• Document text:
=======

Fourth Dimension Calculation?

If you don't know where to post something, put it here and an administrator or moderator will move it to the right place.

Postby jinydu » Mon Jul 26, 2004 2:58 pm

I checked your calculations of the acceleration at the surface of the 4D planet using a different method, and they do seem correct.

However, I'm not sure about the value of G being higher by a factor of 3pi/8. This would also increase the mass of the planet by 3pi/8, and hence end up increasing the acceleration at the surface of the planet by (3pi/8)^2, so not everything to do with gravity would increase by 3pi/8.

Bug Detected: For some reason, "[eight])" keeps getting replaced by a smilie.

=======

• Supplied information:
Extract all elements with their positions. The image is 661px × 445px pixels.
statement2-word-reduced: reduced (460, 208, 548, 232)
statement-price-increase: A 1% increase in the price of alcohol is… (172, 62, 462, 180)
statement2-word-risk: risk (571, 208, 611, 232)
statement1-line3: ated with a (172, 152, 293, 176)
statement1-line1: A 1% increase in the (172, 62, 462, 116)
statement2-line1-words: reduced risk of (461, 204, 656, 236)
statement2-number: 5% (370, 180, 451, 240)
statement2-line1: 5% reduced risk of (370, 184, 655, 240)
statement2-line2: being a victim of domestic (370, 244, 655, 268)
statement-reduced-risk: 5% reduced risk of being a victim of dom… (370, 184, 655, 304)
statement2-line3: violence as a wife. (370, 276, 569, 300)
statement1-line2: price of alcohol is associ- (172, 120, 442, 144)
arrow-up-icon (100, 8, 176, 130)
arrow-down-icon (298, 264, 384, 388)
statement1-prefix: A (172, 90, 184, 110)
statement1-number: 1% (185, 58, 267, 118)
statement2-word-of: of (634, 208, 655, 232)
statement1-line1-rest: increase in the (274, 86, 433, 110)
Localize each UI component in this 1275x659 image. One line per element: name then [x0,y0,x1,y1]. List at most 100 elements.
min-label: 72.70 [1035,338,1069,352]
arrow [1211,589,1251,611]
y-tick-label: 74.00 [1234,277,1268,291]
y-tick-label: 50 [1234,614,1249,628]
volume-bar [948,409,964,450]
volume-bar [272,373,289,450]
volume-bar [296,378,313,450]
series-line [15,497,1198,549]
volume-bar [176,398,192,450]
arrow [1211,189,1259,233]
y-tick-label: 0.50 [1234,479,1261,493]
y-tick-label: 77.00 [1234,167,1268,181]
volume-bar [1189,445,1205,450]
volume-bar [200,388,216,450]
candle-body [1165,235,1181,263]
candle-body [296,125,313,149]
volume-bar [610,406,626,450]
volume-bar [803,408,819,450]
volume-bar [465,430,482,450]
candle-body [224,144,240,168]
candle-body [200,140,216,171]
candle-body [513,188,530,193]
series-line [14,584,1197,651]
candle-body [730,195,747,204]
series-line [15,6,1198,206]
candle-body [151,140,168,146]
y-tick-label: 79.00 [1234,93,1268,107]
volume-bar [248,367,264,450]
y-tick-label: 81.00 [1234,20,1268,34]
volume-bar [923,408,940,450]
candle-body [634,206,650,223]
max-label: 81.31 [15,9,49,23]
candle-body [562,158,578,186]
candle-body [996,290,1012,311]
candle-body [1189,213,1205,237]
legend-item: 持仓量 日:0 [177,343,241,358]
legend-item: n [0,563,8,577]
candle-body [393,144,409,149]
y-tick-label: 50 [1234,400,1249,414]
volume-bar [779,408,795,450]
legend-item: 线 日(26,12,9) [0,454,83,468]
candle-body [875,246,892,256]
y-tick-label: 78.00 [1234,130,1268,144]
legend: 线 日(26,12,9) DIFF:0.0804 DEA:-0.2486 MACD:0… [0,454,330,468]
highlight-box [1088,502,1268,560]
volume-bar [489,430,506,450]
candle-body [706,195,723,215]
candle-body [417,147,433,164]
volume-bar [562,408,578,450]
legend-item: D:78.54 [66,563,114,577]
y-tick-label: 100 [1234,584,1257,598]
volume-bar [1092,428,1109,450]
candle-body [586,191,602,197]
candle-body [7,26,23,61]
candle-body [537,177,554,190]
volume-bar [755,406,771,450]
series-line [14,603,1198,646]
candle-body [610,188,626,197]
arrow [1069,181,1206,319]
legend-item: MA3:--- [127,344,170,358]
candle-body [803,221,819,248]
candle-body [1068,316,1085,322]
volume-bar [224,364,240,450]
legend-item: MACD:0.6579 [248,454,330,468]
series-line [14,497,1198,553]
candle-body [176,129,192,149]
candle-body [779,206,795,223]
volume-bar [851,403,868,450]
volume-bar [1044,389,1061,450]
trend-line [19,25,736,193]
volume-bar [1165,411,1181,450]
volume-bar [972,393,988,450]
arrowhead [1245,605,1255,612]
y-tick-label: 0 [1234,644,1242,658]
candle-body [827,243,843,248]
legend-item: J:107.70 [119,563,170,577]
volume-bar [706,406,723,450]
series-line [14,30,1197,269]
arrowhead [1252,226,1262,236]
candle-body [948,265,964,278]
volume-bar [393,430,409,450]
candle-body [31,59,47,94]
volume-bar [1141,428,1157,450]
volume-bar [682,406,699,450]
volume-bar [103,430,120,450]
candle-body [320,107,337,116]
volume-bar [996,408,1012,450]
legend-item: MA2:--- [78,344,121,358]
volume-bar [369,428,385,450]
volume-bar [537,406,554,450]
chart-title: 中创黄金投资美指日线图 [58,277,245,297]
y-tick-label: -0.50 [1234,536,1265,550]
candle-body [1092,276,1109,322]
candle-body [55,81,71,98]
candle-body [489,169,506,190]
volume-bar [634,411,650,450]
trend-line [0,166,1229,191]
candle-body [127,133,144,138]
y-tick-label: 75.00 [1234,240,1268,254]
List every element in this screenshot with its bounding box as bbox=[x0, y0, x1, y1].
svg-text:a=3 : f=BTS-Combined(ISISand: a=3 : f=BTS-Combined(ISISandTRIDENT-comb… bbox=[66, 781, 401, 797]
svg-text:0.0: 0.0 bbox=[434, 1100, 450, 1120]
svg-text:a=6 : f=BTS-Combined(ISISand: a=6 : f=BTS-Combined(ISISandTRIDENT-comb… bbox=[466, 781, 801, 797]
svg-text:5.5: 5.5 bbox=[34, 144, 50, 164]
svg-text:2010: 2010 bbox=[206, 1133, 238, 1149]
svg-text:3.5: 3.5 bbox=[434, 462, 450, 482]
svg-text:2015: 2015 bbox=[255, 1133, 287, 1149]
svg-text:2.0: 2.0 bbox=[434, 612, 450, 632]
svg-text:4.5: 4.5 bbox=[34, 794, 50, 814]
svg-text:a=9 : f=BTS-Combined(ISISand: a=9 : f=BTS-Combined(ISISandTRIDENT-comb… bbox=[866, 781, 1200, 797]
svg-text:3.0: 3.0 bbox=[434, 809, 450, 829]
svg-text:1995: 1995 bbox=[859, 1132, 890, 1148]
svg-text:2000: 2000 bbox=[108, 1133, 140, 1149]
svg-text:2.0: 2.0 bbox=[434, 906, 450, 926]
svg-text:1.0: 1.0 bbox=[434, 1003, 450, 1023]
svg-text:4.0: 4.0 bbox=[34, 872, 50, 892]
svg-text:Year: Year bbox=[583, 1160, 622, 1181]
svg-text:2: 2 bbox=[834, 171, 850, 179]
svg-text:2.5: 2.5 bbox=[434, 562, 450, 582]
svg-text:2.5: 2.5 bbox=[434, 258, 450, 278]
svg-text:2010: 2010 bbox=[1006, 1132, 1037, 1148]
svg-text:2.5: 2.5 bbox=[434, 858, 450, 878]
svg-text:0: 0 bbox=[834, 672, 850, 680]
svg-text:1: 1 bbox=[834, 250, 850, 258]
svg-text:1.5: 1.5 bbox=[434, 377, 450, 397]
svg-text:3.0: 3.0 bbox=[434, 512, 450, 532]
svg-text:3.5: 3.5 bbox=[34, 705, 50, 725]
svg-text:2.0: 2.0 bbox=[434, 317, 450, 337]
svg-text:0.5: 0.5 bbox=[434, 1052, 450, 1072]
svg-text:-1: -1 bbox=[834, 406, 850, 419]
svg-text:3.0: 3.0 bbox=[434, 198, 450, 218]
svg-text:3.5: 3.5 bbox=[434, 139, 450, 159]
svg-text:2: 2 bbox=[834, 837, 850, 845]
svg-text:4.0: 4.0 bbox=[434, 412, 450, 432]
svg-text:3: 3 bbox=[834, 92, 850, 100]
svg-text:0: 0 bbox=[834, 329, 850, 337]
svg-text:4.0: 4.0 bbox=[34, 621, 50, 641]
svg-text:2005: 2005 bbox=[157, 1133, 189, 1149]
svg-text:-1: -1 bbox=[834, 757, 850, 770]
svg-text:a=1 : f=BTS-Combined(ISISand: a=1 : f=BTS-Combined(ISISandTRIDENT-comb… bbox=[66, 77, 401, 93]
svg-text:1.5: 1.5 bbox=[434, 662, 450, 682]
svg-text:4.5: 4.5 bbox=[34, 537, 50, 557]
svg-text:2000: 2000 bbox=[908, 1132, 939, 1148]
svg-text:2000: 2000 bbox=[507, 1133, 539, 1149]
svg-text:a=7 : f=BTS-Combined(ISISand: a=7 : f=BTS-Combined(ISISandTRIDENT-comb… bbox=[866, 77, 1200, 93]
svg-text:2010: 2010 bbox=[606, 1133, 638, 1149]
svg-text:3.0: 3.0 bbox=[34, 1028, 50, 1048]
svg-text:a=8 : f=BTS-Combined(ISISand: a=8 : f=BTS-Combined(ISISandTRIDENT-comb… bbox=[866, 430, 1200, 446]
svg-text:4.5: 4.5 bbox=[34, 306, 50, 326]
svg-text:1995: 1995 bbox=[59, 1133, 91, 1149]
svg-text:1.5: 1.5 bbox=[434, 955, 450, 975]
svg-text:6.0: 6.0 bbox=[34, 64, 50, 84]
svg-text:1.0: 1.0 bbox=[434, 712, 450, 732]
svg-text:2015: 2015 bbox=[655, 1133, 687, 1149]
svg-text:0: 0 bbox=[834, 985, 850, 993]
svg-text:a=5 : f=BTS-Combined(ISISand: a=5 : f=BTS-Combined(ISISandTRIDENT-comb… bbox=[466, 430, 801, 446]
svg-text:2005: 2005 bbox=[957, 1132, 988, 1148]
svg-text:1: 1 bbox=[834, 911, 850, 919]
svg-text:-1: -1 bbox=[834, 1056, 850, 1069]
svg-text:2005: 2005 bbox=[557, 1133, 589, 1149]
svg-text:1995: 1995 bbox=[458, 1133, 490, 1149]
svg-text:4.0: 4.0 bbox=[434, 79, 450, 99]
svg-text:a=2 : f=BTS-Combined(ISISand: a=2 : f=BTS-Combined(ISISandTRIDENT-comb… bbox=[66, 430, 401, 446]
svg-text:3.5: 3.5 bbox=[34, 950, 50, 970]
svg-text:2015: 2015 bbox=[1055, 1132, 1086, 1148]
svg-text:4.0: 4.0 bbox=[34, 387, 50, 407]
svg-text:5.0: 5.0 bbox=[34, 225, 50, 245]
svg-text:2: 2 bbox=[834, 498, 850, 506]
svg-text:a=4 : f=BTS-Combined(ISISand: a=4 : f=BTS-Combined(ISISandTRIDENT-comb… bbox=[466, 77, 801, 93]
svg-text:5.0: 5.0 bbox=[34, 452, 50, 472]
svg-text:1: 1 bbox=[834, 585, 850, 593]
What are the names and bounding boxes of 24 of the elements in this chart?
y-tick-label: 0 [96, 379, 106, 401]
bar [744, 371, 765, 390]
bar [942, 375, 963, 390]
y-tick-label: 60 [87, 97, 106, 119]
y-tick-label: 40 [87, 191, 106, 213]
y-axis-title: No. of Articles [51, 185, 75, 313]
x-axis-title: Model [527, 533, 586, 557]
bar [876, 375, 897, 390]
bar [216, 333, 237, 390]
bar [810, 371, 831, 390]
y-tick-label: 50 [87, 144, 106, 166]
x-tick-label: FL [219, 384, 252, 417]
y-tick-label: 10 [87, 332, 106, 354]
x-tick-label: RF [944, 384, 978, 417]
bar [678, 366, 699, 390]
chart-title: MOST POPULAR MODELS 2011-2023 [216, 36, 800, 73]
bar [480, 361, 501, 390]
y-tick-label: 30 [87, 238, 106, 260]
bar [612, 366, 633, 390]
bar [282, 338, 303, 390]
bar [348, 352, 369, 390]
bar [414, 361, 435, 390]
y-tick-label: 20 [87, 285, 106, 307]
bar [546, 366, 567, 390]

=======

• Task brief: Continue the forum thread about gravity on a four-dimensional planet, starting right after its last sentence.

• Result for this task:
Edit by BobXP: I fixed your "bug". Edit or quote to see how. :D
jinydu
Tetronian
 
Posts: 721
Joined: Thu Jun 10, 2004 5:31 am

Postby pat » Tue Jul 27, 2004 5:16 am

I've started working more formally on the calculations that I attempted above. Rather than cram them into BBCode and HTML, I have been using LaTeX. You can check out my start here: http://www.csh.rit.edu/~pat/math/quickies/orbit4/orbit4.pdf

I'm to a point where I cannot find any way to simplify the equation. It doesn't immediately appear to me that the only solution is a circle. But, it is immediately apparent that there are circles which are solutions.

And, for the record, I'm male... but am not at all concerned with being thought female.... it's all fine... it's all good....
pat
Tetronian
 
Posts: 563
Joined: Tue Dec 02, 2003 5:30 pm
Location: Minneapolis, MN

Postby PWrong » Tue Jul 27, 2004 2:54 pm

jinydu wrote:I checked your calculations of the acceleration at the surface of the 4D planet using a different method, and they do seem correct.

Thanks. :D

jinydu wrote:However, I'm not sure about the value of G being higher by a factor of 3pi/8. This would also increase the mass of the planet by 3pi/8, and hence end up increasing the acceleration at the surface of the planet by (3pi/8)^2, so not everything to do with gravity would increase by 3pi/8.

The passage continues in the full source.